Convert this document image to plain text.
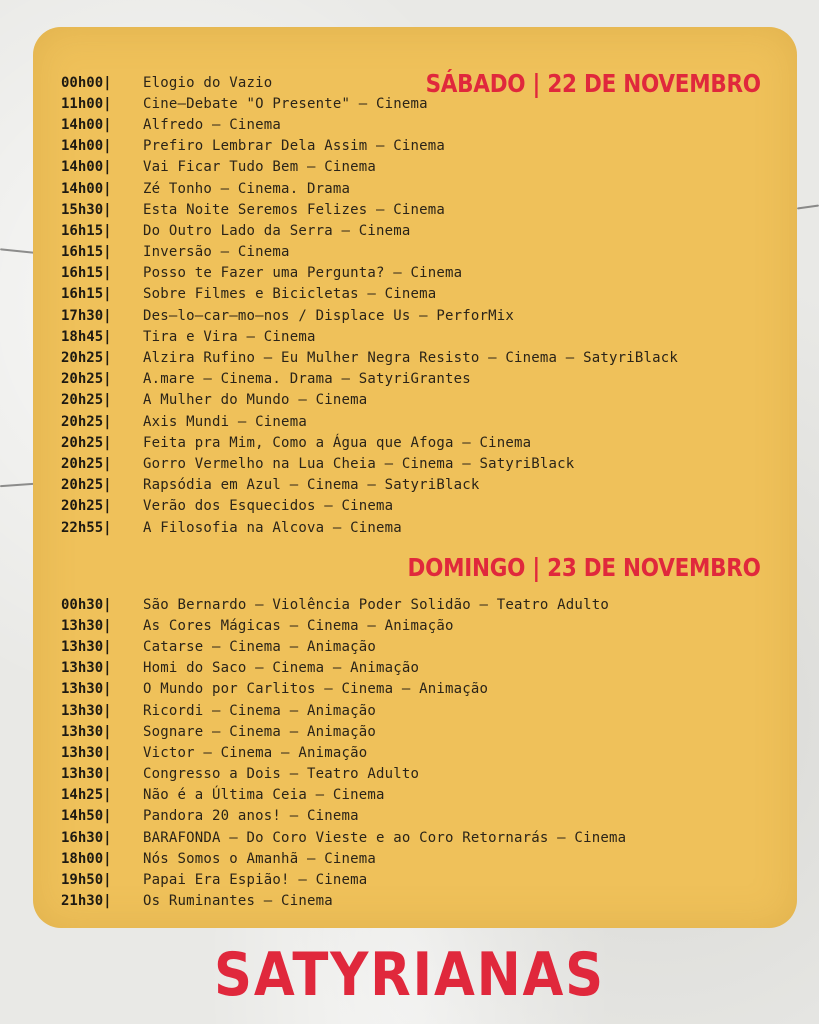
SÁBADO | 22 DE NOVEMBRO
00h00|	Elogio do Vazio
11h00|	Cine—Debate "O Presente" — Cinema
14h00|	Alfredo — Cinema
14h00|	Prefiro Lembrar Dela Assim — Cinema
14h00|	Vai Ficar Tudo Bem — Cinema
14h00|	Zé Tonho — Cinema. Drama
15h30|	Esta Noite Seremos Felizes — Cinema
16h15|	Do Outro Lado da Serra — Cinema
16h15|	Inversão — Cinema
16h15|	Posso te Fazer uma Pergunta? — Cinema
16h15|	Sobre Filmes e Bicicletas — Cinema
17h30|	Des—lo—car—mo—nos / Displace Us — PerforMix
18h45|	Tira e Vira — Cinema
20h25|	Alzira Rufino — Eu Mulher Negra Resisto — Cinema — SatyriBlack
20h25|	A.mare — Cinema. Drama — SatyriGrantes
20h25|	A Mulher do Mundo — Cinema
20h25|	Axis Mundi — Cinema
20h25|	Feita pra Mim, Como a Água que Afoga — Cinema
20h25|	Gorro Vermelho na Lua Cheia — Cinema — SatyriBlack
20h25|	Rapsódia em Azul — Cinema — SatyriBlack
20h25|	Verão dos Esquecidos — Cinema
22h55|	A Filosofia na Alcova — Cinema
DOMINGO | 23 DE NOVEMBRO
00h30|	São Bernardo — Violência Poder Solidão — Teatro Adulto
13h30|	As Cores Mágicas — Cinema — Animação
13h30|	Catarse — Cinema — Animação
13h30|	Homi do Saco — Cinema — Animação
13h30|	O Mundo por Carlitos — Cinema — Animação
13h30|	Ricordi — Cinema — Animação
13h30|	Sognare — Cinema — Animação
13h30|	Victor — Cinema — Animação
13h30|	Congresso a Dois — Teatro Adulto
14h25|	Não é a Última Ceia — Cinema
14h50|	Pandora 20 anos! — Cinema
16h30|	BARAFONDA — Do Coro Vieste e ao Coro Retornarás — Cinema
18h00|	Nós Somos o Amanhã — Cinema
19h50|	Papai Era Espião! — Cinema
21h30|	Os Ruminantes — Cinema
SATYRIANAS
┄┄┄┄┄┄
* Stated goal *
Check each line of the records for the word "Animação" and extract those that contain it.

* Task answer *
13h30|	As Cores Mágicas — Cinema — Animação
13h30|	Catarse — Cinema — Animação
13h30|	Homi do Saco — Cinema — Animação
13h30|	O Mundo por Carlitos — Cinema — Animação
13h30|	Ricordi — Cinema — Animação
13h30|	Sognare — Cinema — Animação
13h30|	Victor — Cinema — Animação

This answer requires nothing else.